Input records:
════════════════
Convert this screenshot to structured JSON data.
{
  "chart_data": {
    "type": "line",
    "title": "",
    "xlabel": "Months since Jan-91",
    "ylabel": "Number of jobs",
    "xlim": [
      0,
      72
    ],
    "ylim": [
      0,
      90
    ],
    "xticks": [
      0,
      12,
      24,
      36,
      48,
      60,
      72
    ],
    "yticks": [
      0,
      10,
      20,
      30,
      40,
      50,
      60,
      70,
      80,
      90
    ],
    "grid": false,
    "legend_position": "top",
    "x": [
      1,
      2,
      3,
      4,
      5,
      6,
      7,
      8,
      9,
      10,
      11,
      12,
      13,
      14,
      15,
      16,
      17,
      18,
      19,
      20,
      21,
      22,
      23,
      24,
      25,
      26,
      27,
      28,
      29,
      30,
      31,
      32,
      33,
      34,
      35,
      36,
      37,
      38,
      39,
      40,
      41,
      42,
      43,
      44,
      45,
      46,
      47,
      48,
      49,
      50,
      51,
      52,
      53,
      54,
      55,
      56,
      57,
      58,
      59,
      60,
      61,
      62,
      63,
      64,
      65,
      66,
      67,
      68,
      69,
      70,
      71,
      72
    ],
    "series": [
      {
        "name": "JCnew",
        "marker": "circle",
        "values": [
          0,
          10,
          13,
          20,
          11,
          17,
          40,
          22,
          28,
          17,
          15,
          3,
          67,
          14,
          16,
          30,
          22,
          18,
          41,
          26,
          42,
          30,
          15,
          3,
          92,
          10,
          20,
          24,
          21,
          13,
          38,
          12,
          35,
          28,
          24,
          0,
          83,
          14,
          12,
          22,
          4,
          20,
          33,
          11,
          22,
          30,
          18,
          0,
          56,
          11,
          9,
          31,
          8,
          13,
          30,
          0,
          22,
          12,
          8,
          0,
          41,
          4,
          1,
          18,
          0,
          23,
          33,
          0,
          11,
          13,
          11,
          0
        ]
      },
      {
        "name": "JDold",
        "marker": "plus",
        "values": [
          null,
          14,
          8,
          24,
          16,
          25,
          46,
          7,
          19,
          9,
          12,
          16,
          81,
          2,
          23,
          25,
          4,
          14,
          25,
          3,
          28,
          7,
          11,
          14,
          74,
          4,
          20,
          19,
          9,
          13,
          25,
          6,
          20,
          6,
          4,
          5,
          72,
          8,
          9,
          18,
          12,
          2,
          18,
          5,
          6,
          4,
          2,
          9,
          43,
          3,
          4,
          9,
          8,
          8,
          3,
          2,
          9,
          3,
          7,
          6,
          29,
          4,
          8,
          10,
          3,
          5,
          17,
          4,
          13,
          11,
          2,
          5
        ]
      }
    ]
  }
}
════════════════
Requirement: Each record should come back exactly as written.

Answer to this task:
Convert this screenshot to structured JSON data.
{
  "chart_data": {
    "type": "line",
    "title": "",
    "xlabel": "Months since Jan-91",
    "ylabel": "Number of jobs",
    "xlim": [
      0,
      72
    ],
    "ylim": [
      0,
      90
    ],
    "xticks": [
      0,
      12,
      24,
      36,
      48,
      60,
      72
    ],
    "yticks": [
      0,
      10,
      20,
      30,
      40,
      50,
      60,
      70,
      80,
      90
    ],
    "grid": false,
    "legend_position": "top",
    "x": [
      1,
      2,
      3,
      4,
      5,
      6,
      7,
      8,
      9,
      10,
      11,
      12,
      13,
      14,
      15,
      16,
      17,
      18,
      19,
      20,
      21,
      22,
      23,
      24,
      25,
      26,
      27,
      28,
      29,
      30,
      31,
      32,
      33,
      34,
      35,
      36,
      37,
      38,
      39,
      40,
      41,
      42,
      43,
      44,
      45,
      46,
      47,
      48,
      49,
      50,
      51,
      52,
      53,
      54,
      55,
      56,
      57,
      58,
      59,
      60,
      61,
      62,
      63,
      64,
      65,
      66,
      67,
      68,
      69,
      70,
      71,
      72
    ],
    "series": [
      {
        "name": "JCnew",
        "marker": "circle",
        "values": [
          0,
          10,
          13,
          20,
          11,
          17,
          40,
          22,
          28,
          17,
          15,
          3,
          67,
          14,
          16,
          30,
          22,
          18,
          41,
          26,
          42,
          30,
          15,
          3,
          92,
          10,
          20,
          24,
          21,
          13,
          38,
          12,
          35,
          28,
          24,
          0,
          83,
          14,
          12,
          22,
          4,
          20,
          33,
          11,
          22,
          30,
          18,
          0,
          56,
          11,
          9,
          31,
          8,
          13,
          30,
          0,
          22,
          12,
          8,
          0,
          41,
          4,
          1,
          18,
          0,
          23,
          33,
          0,
          11,
          13,
          11,
          0
        ]
      },
      {
        "name": "JDold",
        "marker": "plus",
        "values": [
          null,
          14,
          8,
          24,
          16,
          25,
          46,
          7,
          19,
          9,
          12,
          16,
          81,
          2,
          23,
          25,
          4,
          14,
          25,
          3,
          28,
          7,
          11,
          14,
          74,
          4,
          20,
          19,
          9,
          13,
          25,
          6,
          20,
          6,
          4,
          5,
          72,
          8,
          9,
          18,
          12,
          2,
          18,
          5,
          6,
          4,
          2,
          9,
          43,
          3,
          4,
          9,
          8,
          8,
          3,
          2,
          9,
          3,
          7,
          6,
          29,
          4,
          8,
          10,
          3,
          5,
          17,
          4,
          13,
          11,
          2,
          5
        ]
      }
    ]
  }
}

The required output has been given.